■ **Set problem**: Go through the data below. Pull out every line that has the word "freezing".

■ **Data to process**:
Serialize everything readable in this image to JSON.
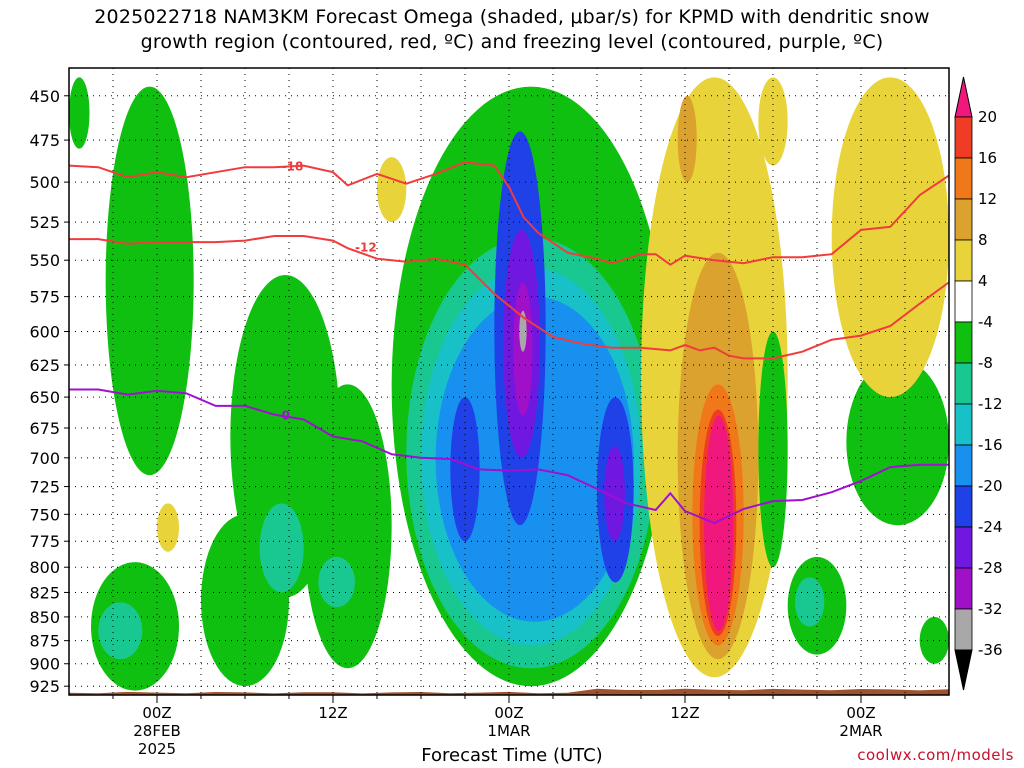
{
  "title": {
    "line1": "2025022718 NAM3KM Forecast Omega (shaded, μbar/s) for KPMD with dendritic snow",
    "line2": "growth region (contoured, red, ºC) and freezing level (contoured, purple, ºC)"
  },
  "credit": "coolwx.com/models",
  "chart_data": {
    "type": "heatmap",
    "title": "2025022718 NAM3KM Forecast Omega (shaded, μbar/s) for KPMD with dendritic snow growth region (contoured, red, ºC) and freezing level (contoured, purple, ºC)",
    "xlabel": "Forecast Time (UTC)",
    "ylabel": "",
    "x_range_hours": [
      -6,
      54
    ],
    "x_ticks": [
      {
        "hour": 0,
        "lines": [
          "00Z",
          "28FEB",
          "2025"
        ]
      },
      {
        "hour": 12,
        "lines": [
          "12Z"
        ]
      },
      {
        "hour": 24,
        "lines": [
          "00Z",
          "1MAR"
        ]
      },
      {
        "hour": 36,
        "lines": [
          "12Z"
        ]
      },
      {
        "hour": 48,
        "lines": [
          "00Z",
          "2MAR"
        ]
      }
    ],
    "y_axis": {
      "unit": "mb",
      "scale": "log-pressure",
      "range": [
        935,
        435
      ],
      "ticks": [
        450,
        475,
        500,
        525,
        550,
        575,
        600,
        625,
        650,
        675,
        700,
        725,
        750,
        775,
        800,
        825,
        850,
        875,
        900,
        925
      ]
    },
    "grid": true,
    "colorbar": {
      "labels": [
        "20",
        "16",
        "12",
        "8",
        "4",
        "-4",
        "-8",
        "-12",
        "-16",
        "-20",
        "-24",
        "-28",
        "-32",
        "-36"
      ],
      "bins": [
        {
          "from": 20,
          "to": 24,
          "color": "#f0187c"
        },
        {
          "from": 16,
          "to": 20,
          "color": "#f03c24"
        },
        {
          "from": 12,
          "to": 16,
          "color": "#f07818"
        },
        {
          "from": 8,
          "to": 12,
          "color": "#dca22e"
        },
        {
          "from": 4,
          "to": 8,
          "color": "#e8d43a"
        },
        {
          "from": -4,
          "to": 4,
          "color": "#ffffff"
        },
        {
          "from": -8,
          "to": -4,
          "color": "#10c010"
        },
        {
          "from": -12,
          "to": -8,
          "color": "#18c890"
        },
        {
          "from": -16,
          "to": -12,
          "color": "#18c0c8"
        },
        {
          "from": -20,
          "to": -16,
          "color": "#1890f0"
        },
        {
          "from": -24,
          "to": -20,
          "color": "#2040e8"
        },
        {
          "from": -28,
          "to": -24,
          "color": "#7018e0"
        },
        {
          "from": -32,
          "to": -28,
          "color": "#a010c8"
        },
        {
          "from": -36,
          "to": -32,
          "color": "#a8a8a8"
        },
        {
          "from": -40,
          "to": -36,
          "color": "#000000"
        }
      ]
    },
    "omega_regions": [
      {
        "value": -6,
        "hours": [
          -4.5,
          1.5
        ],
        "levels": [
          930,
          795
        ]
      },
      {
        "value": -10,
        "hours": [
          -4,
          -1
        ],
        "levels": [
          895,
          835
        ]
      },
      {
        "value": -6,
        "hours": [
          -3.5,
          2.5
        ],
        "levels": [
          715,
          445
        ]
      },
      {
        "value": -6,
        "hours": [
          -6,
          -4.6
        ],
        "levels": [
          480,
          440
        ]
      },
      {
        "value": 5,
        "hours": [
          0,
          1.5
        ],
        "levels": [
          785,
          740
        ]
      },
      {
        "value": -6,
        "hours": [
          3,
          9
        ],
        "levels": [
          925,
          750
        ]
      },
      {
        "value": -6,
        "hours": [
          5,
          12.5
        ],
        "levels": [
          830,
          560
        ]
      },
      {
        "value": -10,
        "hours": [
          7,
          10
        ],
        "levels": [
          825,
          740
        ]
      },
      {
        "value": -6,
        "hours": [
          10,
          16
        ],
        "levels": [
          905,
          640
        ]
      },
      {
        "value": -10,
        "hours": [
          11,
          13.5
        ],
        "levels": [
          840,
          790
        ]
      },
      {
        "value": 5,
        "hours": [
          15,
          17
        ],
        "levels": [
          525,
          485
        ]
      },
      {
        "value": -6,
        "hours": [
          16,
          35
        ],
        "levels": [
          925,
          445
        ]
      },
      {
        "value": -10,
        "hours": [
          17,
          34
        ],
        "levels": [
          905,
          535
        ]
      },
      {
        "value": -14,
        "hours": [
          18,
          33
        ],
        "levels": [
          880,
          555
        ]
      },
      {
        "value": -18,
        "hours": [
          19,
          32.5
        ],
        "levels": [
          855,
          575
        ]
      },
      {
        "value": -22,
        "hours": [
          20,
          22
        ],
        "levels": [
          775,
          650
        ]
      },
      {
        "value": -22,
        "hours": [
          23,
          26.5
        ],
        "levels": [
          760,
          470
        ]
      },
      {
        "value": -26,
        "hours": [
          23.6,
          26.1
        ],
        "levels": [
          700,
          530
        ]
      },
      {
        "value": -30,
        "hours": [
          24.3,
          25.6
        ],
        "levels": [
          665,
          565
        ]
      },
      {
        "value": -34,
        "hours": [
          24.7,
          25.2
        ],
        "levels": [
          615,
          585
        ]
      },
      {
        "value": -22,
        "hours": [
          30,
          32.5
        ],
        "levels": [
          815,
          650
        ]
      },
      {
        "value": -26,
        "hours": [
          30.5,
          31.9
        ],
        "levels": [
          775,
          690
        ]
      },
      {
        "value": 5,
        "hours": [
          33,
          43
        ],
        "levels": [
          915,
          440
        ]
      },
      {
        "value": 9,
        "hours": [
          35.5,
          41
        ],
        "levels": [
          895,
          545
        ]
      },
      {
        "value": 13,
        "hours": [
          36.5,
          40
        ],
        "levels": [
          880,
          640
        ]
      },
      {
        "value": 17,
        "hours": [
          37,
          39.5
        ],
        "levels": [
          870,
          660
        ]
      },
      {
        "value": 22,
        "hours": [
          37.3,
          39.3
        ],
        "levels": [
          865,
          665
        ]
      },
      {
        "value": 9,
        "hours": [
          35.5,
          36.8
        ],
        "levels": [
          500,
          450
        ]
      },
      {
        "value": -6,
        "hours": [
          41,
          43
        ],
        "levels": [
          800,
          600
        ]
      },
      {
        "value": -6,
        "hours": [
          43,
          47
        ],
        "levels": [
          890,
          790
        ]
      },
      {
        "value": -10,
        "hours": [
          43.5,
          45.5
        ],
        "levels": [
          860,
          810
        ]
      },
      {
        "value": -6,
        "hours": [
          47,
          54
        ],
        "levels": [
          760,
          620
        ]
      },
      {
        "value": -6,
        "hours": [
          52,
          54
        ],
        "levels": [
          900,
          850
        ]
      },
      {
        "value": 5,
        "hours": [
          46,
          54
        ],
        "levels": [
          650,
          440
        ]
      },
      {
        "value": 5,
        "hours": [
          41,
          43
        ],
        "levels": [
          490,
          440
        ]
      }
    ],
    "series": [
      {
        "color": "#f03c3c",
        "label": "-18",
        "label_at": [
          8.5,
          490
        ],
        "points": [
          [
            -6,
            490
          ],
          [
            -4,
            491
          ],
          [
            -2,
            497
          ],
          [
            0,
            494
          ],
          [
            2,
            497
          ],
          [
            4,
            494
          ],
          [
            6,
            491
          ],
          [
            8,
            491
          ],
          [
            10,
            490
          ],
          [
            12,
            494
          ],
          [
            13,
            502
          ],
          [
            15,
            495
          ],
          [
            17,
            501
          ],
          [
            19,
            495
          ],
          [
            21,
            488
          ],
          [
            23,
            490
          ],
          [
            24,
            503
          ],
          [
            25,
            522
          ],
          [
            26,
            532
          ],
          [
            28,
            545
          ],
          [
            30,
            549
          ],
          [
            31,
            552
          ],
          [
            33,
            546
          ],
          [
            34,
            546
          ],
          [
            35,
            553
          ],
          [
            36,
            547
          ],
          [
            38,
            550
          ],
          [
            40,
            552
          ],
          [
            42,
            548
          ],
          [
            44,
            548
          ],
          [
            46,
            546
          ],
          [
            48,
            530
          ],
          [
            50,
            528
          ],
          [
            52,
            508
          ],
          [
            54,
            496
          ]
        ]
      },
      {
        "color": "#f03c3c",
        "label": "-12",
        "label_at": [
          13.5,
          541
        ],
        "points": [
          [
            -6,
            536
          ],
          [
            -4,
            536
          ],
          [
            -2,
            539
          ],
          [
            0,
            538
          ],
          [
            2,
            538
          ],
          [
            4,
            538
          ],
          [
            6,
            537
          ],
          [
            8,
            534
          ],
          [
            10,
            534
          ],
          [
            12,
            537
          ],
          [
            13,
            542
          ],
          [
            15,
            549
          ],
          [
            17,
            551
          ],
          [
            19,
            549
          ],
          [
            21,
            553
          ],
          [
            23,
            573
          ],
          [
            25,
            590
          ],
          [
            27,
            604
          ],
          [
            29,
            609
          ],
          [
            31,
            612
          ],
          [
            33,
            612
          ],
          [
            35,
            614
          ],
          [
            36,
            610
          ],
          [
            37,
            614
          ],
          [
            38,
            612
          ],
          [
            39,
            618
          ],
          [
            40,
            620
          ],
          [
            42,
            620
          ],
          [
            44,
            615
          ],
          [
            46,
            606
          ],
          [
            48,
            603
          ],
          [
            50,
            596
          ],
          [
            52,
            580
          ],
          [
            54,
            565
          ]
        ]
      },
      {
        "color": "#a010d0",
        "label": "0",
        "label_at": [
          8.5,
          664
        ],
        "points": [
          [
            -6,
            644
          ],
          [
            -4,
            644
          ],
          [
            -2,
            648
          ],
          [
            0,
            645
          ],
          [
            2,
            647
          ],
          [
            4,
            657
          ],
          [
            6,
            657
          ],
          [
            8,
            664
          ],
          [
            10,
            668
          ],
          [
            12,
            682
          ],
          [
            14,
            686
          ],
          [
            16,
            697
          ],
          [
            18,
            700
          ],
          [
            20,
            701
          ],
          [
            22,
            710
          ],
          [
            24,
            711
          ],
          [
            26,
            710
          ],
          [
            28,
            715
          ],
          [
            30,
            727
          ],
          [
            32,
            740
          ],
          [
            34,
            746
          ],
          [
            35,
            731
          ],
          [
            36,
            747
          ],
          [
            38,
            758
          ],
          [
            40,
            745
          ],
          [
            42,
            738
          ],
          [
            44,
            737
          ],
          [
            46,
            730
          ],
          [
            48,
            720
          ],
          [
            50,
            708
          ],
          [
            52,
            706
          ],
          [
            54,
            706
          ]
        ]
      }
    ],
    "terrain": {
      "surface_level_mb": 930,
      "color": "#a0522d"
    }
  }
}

■ **Solution to this task**:
    "line2": "growth region (contoured, red, ºC) and freezing level (contoured, purple, ºC)"
    "title": "2025022718 NAM3KM Forecast Omega (shaded, μbar/s) for KPMD with dendritic snow growth region (contoured, red, ºC) and freezing level (contoured, purple, ºC)",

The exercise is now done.